A block of data:
········

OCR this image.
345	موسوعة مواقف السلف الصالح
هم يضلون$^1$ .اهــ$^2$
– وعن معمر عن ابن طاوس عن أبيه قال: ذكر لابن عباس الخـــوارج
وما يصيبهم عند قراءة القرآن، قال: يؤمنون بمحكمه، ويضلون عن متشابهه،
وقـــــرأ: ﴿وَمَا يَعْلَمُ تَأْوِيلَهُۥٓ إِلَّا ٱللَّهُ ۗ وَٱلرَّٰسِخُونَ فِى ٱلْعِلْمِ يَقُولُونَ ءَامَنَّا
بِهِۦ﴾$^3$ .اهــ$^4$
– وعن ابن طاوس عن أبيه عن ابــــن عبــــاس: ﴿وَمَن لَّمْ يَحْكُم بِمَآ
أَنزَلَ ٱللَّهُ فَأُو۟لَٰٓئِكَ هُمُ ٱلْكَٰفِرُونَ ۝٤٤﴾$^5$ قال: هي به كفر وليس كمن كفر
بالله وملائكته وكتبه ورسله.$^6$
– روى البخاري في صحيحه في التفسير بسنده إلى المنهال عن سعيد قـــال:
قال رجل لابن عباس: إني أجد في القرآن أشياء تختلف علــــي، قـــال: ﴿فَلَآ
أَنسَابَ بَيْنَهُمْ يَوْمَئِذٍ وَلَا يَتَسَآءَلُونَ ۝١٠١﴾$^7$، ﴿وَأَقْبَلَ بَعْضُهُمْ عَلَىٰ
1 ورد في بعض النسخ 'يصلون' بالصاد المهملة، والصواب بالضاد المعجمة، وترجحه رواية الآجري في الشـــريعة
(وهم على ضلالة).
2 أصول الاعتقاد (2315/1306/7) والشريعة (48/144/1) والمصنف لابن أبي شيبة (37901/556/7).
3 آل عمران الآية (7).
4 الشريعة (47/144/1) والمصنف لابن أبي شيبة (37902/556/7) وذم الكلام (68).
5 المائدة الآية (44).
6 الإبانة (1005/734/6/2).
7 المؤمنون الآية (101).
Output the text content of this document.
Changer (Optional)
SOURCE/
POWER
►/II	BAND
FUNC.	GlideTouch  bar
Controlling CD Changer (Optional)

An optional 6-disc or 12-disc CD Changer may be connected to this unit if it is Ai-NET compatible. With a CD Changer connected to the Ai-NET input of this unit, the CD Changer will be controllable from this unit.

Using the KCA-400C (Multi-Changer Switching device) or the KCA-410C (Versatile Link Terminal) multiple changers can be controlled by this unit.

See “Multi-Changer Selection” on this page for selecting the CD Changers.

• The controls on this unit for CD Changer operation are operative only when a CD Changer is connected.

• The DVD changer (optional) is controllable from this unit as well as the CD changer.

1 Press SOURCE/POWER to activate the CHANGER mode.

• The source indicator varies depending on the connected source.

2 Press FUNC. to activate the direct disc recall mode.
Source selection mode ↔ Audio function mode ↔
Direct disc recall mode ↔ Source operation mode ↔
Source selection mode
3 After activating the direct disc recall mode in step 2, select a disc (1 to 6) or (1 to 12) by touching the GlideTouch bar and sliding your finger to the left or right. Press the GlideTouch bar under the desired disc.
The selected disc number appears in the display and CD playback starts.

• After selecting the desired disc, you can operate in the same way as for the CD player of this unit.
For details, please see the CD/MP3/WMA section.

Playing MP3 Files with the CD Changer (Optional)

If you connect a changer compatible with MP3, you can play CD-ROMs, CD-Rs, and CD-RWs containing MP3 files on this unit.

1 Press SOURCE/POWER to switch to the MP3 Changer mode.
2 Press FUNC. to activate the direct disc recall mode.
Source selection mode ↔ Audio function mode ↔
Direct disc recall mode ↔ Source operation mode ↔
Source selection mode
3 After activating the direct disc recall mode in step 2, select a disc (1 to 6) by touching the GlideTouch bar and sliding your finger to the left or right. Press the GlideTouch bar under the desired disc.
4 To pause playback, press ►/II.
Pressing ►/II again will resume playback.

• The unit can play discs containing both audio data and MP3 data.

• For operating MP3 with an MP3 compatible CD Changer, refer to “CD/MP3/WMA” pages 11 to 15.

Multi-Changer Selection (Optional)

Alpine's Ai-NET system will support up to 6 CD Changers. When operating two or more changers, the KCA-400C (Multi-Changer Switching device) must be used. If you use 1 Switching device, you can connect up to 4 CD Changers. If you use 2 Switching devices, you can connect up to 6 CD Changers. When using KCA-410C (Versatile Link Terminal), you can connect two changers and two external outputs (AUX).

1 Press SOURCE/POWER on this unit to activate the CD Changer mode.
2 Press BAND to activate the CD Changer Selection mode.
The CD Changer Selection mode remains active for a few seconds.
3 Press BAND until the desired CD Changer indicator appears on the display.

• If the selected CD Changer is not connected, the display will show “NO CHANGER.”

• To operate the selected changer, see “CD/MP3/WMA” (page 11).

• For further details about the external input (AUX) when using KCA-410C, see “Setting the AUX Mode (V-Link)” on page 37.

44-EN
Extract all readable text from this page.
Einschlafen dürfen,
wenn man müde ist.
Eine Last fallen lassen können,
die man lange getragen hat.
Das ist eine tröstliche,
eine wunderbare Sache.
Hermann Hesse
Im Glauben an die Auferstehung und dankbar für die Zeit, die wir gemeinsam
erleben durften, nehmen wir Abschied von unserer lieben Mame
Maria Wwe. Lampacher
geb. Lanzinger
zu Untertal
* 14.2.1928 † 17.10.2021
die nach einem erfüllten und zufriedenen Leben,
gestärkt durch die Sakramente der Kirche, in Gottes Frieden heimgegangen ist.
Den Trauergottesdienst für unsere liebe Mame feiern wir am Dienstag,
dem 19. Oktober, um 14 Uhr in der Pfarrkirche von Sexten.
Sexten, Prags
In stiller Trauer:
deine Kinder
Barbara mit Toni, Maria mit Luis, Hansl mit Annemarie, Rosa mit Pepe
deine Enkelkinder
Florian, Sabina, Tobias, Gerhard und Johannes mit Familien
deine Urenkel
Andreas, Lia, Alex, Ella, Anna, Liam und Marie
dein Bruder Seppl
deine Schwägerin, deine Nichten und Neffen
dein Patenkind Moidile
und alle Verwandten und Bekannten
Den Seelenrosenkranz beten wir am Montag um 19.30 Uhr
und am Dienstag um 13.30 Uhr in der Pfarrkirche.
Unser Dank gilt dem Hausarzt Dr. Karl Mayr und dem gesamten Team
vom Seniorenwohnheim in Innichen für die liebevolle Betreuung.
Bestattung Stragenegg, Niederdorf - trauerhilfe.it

········

*Challenge*: Collect the lines of the data that carry the word "deine".

*Exercise response*:
deine Kinder
deine Enkelkinder
deine Urenkel
deine Schwägerin, deine Nichten und Neffen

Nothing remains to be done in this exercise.